Copy every entry precisely.

=======

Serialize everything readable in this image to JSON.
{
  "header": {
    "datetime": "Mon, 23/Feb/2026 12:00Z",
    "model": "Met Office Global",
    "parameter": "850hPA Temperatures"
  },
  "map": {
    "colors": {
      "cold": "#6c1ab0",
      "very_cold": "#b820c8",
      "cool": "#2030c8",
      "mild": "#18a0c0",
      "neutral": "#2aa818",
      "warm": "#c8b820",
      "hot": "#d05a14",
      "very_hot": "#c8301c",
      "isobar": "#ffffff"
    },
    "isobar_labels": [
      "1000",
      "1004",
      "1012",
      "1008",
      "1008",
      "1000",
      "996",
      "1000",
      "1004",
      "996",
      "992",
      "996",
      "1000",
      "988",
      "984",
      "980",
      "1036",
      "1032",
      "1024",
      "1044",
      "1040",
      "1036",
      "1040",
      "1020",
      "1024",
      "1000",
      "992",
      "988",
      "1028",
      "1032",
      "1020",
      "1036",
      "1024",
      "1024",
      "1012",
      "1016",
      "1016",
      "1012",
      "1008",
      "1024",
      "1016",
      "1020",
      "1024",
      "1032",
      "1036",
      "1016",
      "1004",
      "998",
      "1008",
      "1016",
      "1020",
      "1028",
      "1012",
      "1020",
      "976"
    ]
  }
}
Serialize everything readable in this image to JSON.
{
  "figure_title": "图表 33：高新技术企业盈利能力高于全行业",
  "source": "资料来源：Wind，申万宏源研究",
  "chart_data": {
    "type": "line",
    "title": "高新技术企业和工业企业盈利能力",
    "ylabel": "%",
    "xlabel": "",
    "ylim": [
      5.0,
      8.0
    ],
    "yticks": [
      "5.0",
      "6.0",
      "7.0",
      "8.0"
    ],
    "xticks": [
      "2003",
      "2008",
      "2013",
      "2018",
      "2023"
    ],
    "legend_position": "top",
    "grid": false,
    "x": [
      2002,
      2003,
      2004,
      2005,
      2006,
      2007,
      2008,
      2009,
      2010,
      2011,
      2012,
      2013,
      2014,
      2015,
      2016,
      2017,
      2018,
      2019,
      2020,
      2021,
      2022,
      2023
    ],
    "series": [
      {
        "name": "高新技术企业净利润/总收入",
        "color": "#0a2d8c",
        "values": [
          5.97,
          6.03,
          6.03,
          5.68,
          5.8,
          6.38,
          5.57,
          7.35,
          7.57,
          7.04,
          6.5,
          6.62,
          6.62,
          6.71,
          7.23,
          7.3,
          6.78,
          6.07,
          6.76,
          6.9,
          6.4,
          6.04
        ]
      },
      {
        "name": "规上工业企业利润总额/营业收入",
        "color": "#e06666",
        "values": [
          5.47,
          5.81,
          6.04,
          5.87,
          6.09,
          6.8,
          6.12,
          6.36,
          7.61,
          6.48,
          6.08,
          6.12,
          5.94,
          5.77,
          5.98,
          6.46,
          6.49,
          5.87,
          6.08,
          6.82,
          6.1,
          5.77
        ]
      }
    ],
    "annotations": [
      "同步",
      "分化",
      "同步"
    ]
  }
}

=======

* **Complete output**:
Serialize everything readable in this image to JSON.
{
  "header": {
    "datetime": "Mon, 23/Feb/2026 12:00Z",
    "model": "Met Office Global",
    "parameter": "850hPA Temperatures"
  },
  "map": {
    "colors": {
      "cold": "#6c1ab0",
      "very_cold": "#b820c8",
      "cool": "#2030c8",
      "mild": "#18a0c0",
      "neutral": "#2aa818",
      "warm": "#c8b820",
      "hot": "#d05a14",
      "very_hot": "#c8301c",
      "isobar": "#ffffff"
    },
    "isobar_labels": [
      "1000",
      "1004",
      "1012",
      "1008",
      "1008",
      "1000",
      "996",
      "1000",
      "1004",
      "996",
      "992",
      "996",
      "1000",
      "988",
      "984",
      "980",
      "1036",
      "1032",
      "1024",
      "1044",
      "1040",
      "1036",
      "1040",
      "1020",
      "1024",
      "1000",
      "992",
      "988",
      "1028",
      "1032",
      "1020",
      "1036",
      "1024",
      "1024",
      "1012",
      "1016",
      "1016",
      "1012",
      "1008",
      "1024",
      "1016",
      "1020",
      "1024",
      "1032",
      "1036",
      "1016",
      "1004",
      "998",
      "1008",
      "1016",
      "1020",
      "1028",
      "1012",
      "1020",
      "976"
    ]
  }
}
Serialize everything readable in this image to JSON.
{
  "figure_title": "图表 33：高新技术企业盈利能力高于全行业",
  "source": "资料来源：Wind，申万宏源研究",
  "chart_data": {
    "type": "line",
    "title": "高新技术企业和工业企业盈利能力",
    "ylabel": "%",
    "xlabel": "",
    "ylim": [
      5.0,
      8.0
    ],
    "yticks": [
      "5.0",
      "6.0",
      "7.0",
      "8.0"
    ],
    "xticks": [
      "2003",
      "2008",
      "2013",
      "2018",
      "2023"
    ],
    "legend_position": "top",
    "grid": false,
    "x": [
      2002,
      2003,
      2004,
      2005,
      2006,
      2007,
      2008,
      2009,
      2010,
      2011,
      2012,
      2013,
      2014,
      2015,
      2016,
      2017,
      2018,
      2019,
      2020,
      2021,
      2022,
      2023
    ],
    "series": [
      {
        "name": "高新技术企业净利润/总收入",
        "color": "#0a2d8c",
        "values": [
          5.97,
          6.03,
          6.03,
          5.68,
          5.8,
          6.38,
          5.57,
          7.35,
          7.57,
          7.04,
          6.5,
          6.62,
          6.62,
          6.71,
          7.23,
          7.3,
          6.78,
          6.07,
          6.76,
          6.9,
          6.4,
          6.04
        ]
      },
      {
        "name": "规上工业企业利润总额/营业收入",
        "color": "#e06666",
        "values": [
          5.47,
          5.81,
          6.04,
          5.87,
          6.09,
          6.8,
          6.12,
          6.36,
          7.61,
          6.48,
          6.08,
          6.12,
          5.94,
          5.77,
          5.98,
          6.46,
          6.49,
          5.87,
          6.08,
          6.82,
          6.1,
          5.77
        ]
      }
    ],
    "annotations": [
      "同步",
      "分化",
      "同步"
    ]
  }
}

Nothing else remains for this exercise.